Recorded data:
____________
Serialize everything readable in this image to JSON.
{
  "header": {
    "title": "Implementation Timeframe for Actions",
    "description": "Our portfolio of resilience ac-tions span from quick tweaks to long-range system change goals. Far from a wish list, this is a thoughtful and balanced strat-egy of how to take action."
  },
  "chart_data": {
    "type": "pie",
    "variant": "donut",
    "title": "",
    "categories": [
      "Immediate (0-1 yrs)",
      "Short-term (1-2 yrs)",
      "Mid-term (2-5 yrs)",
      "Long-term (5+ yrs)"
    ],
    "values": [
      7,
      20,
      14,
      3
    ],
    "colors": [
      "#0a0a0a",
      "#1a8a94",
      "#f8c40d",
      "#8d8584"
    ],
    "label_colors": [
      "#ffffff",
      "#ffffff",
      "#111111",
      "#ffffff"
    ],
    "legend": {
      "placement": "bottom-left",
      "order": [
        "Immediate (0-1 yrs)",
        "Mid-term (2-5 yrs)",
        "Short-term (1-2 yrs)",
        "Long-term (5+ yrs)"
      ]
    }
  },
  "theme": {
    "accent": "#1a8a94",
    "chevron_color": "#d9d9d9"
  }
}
____________
Written instruction:
Pull out each record as written and restate it exactly.

Answer to this problem:
Serialize everything readable in this image to JSON.
{
  "header": {
    "title": "Implementation Timeframe for Actions",
    "description": "Our portfolio of resilience ac-tions span from quick tweaks to long-range system change goals. Far from a wish list, this is a thoughtful and balanced strat-egy of how to take action."
  },
  "chart_data": {
    "type": "pie",
    "variant": "donut",
    "title": "",
    "categories": [
      "Immediate (0-1 yrs)",
      "Short-term (1-2 yrs)",
      "Mid-term (2-5 yrs)",
      "Long-term (5+ yrs)"
    ],
    "values": [
      7,
      20,
      14,
      3
    ],
    "colors": [
      "#0a0a0a",
      "#1a8a94",
      "#f8c40d",
      "#8d8584"
    ],
    "label_colors": [
      "#ffffff",
      "#ffffff",
      "#111111",
      "#ffffff"
    ],
    "legend": {
      "placement": "bottom-left",
      "order": [
        "Immediate (0-1 yrs)",
        "Mid-term (2-5 yrs)",
        "Short-term (1-2 yrs)",
        "Long-term (5+ yrs)"
      ]
    }
  },
  "theme": {
    "accent": "#1a8a94",
    "chevron_color": "#d9d9d9"
  }
}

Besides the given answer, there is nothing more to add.